Count the lines below that contain the word "spalania", and reply with only that number.

STORED RECORDS:
————

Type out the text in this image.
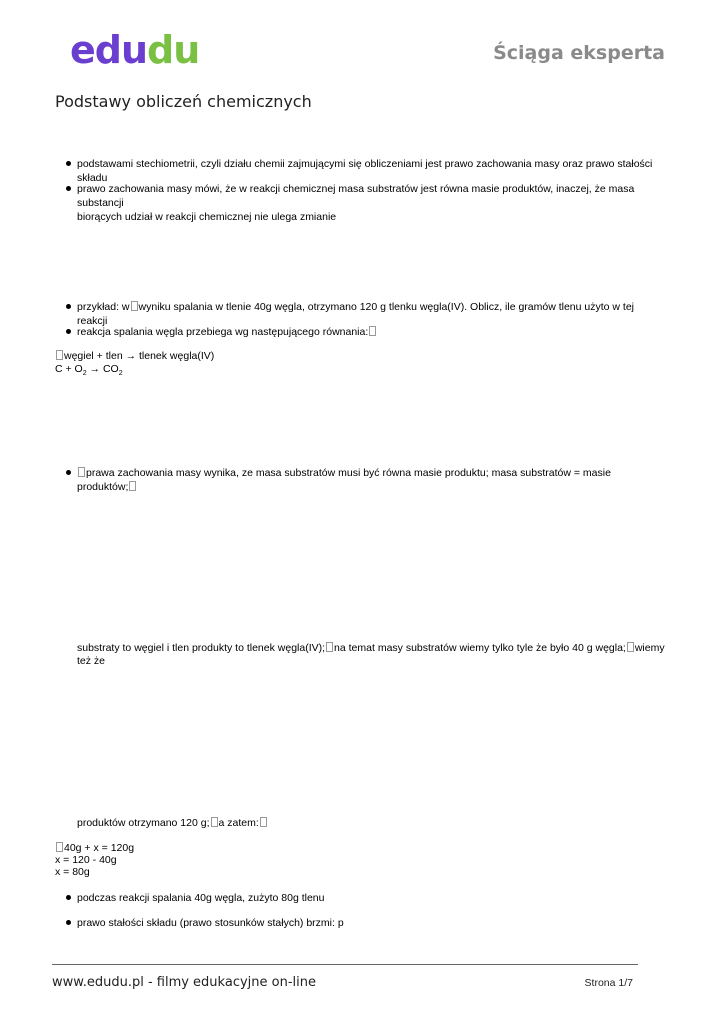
ed u du	Ściąga eksperta
Podstawy obliczeń chemicznych
podstawami stechiometrii, czyli działu chemii zajmującymi się obliczeniami jest prawo zachowania masy oraz prawo stałości składu
prawo zachowania masy mówi, że w reakcji chemicznej masa substratów jest równa masie produktów, inaczej, że masa substancji
biorących udział w reakcji chemicznej nie ulega zmianie
przykład: w wyniku spalania w tlenie 40g węgla, otrzymano 120 g tlenku węgla(IV). Oblicz, ile gramów tlenu użyto w tej reakcji
reakcja spalania węgla przebiega wg następującego równania:
węgiel + tlen → tlenek węgla(IV)
$C + O_2 \to CO_2$
prawa zachowania masy wynika, ze masa substratów musi być równa masie produktu; masa substratów = masie produktów;
substraty to węgiel i tlen produkty to tlenek węgla(IV); na temat masy substratów wiemy tylko tyle że było 40 g węgla; wiemy też że
produktów otrzymano 120 g; a zatem:
40g + x = 120g
x = 120 - 40g
x = 80g
podczas reakcji spalania 40g węgla, zużyto 80g tlenu
prawo stałości składu (prawo stosunków stałych) brzmi: p
www.edudu.pl - filmy edukacyjne on-line	Strona 1/7
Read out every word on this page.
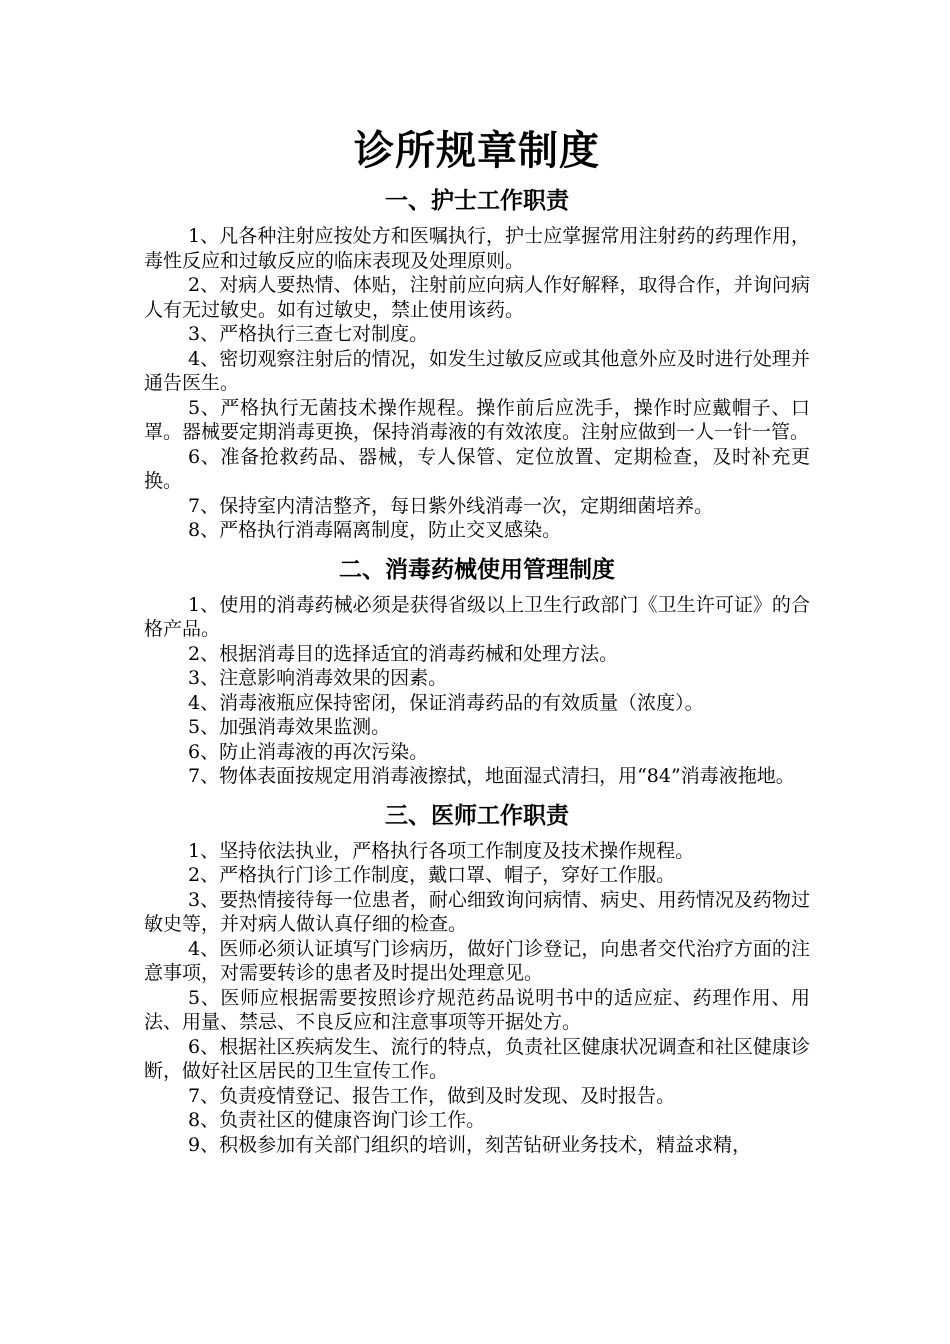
诊所规章制度
一、护士工作职责

1、凡各种注射应按处方和医嘱执行，护士应掌握常用注射药的药理作用，毒性反应和过敏反应的临床表现及处理原则。

2、对病人要热情、体贴，注射前应向病人作好解释，取得合作，并询问病人有无过敏史。如有过敏史，禁止使用该药。

3、严格执行三查七对制度。

4、密切观察注射后的情况，如发生过敏反应或其他意外应及时进行处理并通告医生。

5、严格执行无菌技术操作规程。操作前后应洗手，操作时应戴帽子、口罩。器械要定期消毒更换，保持消毒液的有效浓度。注射应做到一人一针一管。

6、准备抢救药品、器械，专人保管、定位放置、定期检查，及时补充更换。

7、保持室内清洁整齐，每日紫外线消毒一次，定期细菌培养。

8、严格执行消毒隔离制度，防止交叉感染。

二、消毒药械使用管理制度

1、使用的消毒药械必须是获得省级以上卫生行政部门《卫生许可证》的合格产品。

2、根据消毒目的选择适宜的消毒药械和处理方法。

3、注意影响消毒效果的因素。

4、消毒液瓶应保持密闭，保证消毒药品的有效质量（浓度）。

5、加强消毒效果监测。

6、防止消毒液的再次污染。

7、物体表面按规定用消毒液擦拭，地面湿式清扫，用“84”消毒液拖地。

三、医师工作职责

1、坚持依法执业，严格执行各项工作制度及技术操作规程。

2、严格执行门诊工作制度，戴口罩、帽子，穿好工作服。

3、要热情接待每一位患者，耐心细致询问病情、病史、用药情况及药物过敏史等，并对病人做认真仔细的检查。

4、医师必须认证填写门诊病历，做好门诊登记，向患者交代治疗方面的注意事项，对需要转诊的患者及时提出处理意见。

5、医师应根据需要按照诊疗规范药品说明书中的适应症、药理作用、用法、用量、禁忌、不良反应和注意事项等开据处方。

6、根据社区疾病发生、流行的特点，负责社区健康状况调查和社区健康诊断，做好社区居民的卫生宣传工作。

7、负责疫情登记、报告工作，做到及时发现、及时报告。

8、负责社区的健康咨询门诊工作。

9、积极参加有关部门组织的培训，刻苦钻研业务技术，精益求精，
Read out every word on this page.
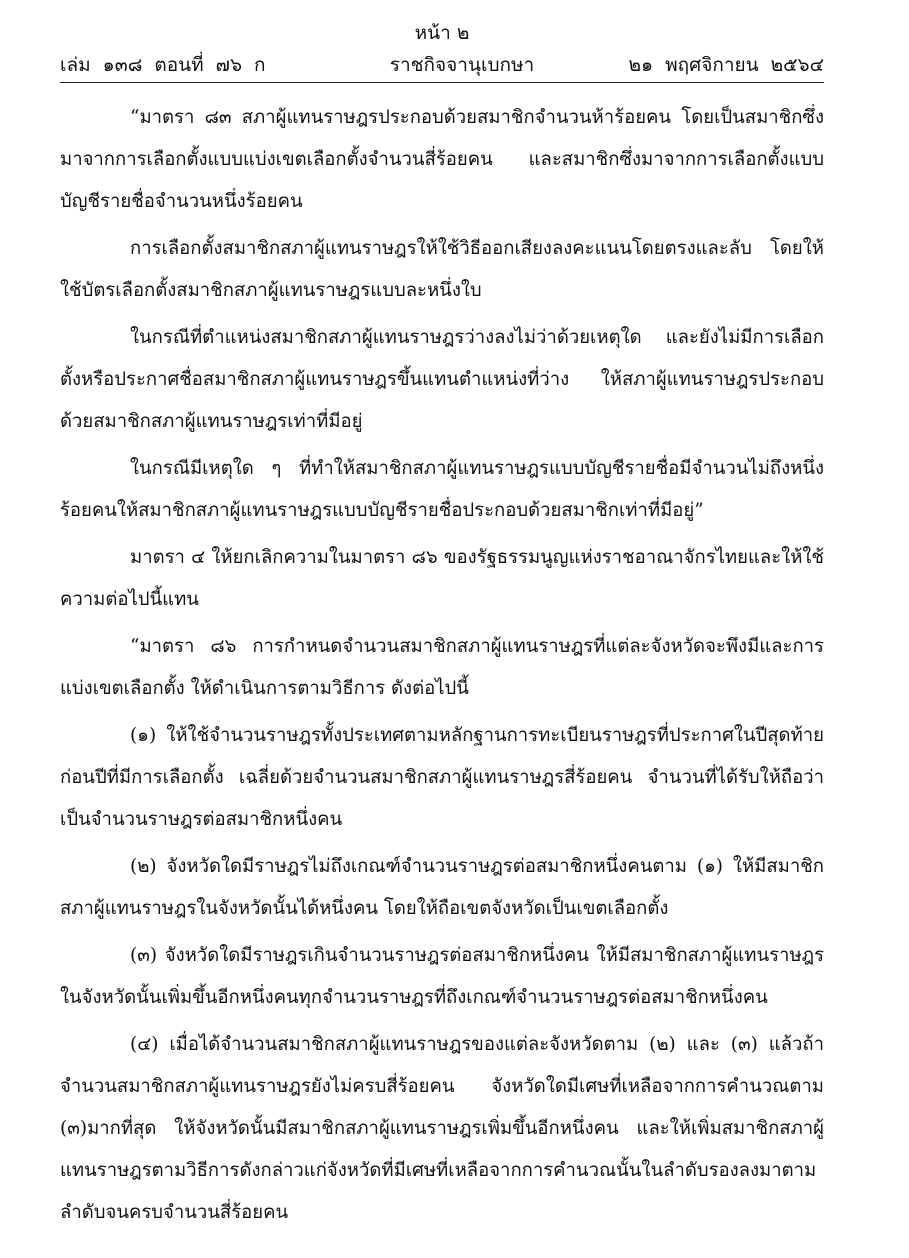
หน้า ๒
เล่ม ๑๓๘ ตอนที่ ๗๖ ก	ราชกิจจานุเบกษา	๒๑ พฤศจิกายน ๒๕๖๔

“มาตรา ๘๓ สภาผู้แทนราษฎรประกอบด้วยสมาชิกจำนวนห้าร้อยคน โดยเป็นสมาชิกซึ่งมาจากการเลือกตั้งแบบแบ่งเขตเลือกตั้งจำนวนสี่ร้อยคน และสมาชิกซึ่งมาจากการเลือกตั้งแบบบัญชีรายชื่อจำนวนหนึ่งร้อยคน

การเลือกตั้งสมาชิกสภาผู้แทนราษฎรให้ใช้วิธีออกเสียงลงคะแนนโดยตรงและลับ โดยให้ใช้บัตรเลือกตั้งสมาชิกสภาผู้แทนราษฎรแบบละหนึ่งใบ

ในกรณีที่ตำแหน่งสมาชิกสภาผู้แทนราษฎรว่างลงไม่ว่าด้วยเหตุใด และยังไม่มีการเลือกตั้งหรือประกาศชื่อสมาชิกสภาผู้แทนราษฎรขึ้นแทนตำแหน่งที่ว่าง ให้สภาผู้แทนราษฎรประกอบด้วยสมาชิกสภาผู้แทนราษฎรเท่าที่มีอยู่

ในกรณีมีเหตุใด ๆ ที่ทำให้สมาชิกสภาผู้แทนราษฎรแบบบัญชีรายชื่อมีจำนวนไม่ถึงหนึ่งร้อยคนให้สมาชิกสภาผู้แทนราษฎรแบบบัญชีรายชื่อประกอบด้วยสมาชิกเท่าที่มีอยู่”

มาตรา ๔ ให้ยกเลิกความในมาตรา ๘๖ ของรัฐธรรมนูญแห่งราชอาณาจักรไทยและให้ใช้ความต่อไปนี้แทน

“มาตรา ๘๖ การกำหนดจำนวนสมาชิกสภาผู้แทนราษฎรที่แต่ละจังหวัดจะพึงมีและการแบ่งเขตเลือกตั้ง ให้ดำเนินการตามวิธีการ ดังต่อไปนี้

(๑) ให้ใช้จำนวนราษฎรทั้งประเทศตามหลักฐานการทะเบียนราษฎรที่ประกาศในปีสุดท้ายก่อนปีที่มีการเลือกตั้ง เฉลี่ยด้วยจำนวนสมาชิกสภาผู้แทนราษฎรสี่ร้อยคน จำนวนที่ได้รับให้ถือว่าเป็นจำนวนราษฎรต่อสมาชิกหนึ่งคน

(๒) จังหวัดใดมีราษฎรไม่ถึงเกณฑ์จำนวนราษฎรต่อสมาชิกหนึ่งคนตาม (๑) ให้มีสมาชิกสภาผู้แทนราษฎรในจังหวัดนั้นได้หนึ่งคน โดยให้ถือเขตจังหวัดเป็นเขตเลือกตั้ง

(๓) จังหวัดใดมีราษฎรเกินจำนวนราษฎรต่อสมาชิกหนึ่งคน ให้มีสมาชิกสภาผู้แทนราษฎรในจังหวัดนั้นเพิ่มขึ้นอีกหนึ่งคนทุกจำนวนราษฎรที่ถึงเกณฑ์จำนวนราษฎรต่อสมาชิกหนึ่งคน

(๔) เมื่อได้จำนวนสมาชิกสภาผู้แทนราษฎรของแต่ละจังหวัดตาม (๒) และ (๓) แล้วถ้าจำนวนสมาชิกสภาผู้แทนราษฎรยังไม่ครบสี่ร้อยคน จังหวัดใดมีเศษที่เหลือจากการคำนวณตาม (๓)มากที่สุด ให้จังหวัดนั้นมีสมาชิกสภาผู้แทนราษฎรเพิ่มขึ้นอีกหนึ่งคน และให้เพิ่มสมาชิกสภาผู้แทนราษฎรตามวิธีการดังกล่าวแก่จังหวัดที่มีเศษที่เหลือจากการคำนวณนั้นในลำดับรองลงมาตามลำดับจนครบจำนวนสี่ร้อยคน
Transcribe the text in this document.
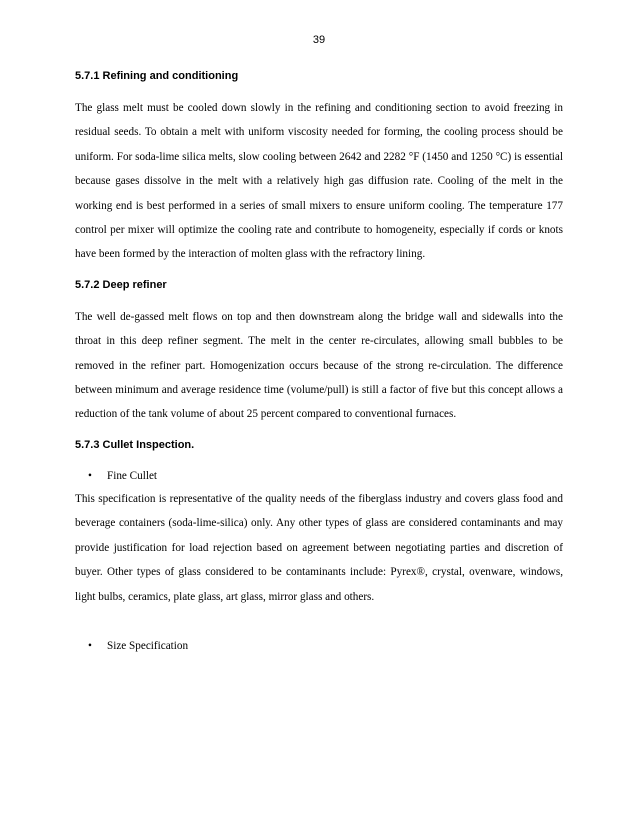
39
5.7.1 Refining and conditioning

The glass melt must be cooled down slowly in the refining and conditioning section to avoid freezing in residual seeds. To obtain a melt with uniform viscosity needed for forming, the cooling process should be uniform. For soda-lime silica melts, slow cooling between 2642 and 2282 °F (1450 and 1250 °C) is essential because gases dissolve in the melt with a relatively high gas diffusion rate. Cooling of the melt in the working end is best performed in a series of small mixers to ensure uniform cooling. The temperature 177 control per mixer will optimize the cooling rate and contribute to homogeneity, especially if cords or knots have been formed by the interaction of molten glass with the refractory lining.

5.7.2 Deep refiner

The well de-gassed melt flows on top and then downstream along the bridge wall and sidewalls into the throat in this deep refiner segment. The melt in the center re-circulates, allowing small bubbles to be removed in the refiner part. Homogenization occurs because of the strong re-circulation. The difference between minimum and average residence time (volume/pull) is still a factor of five but this concept allows a reduction of the tank volume of about 25 percent compared to conventional furnaces.

5.7.3 Cullet Inspection.
• Fine Cullet

This specification is representative of the quality needs of the fiberglass industry and covers glass food and beverage containers (soda-lime-silica) only. Any other types of glass are considered contaminants and may provide justification for load rejection based on agreement between negotiating parties and discretion of buyer. Other types of glass considered to be contaminants include: Pyrex®, crystal, ovenware, windows, light bulbs, ceramics, plate glass, art glass, mirror glass and others.

• Size Specification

————

ANSWER TO THIS EXERCISE: 3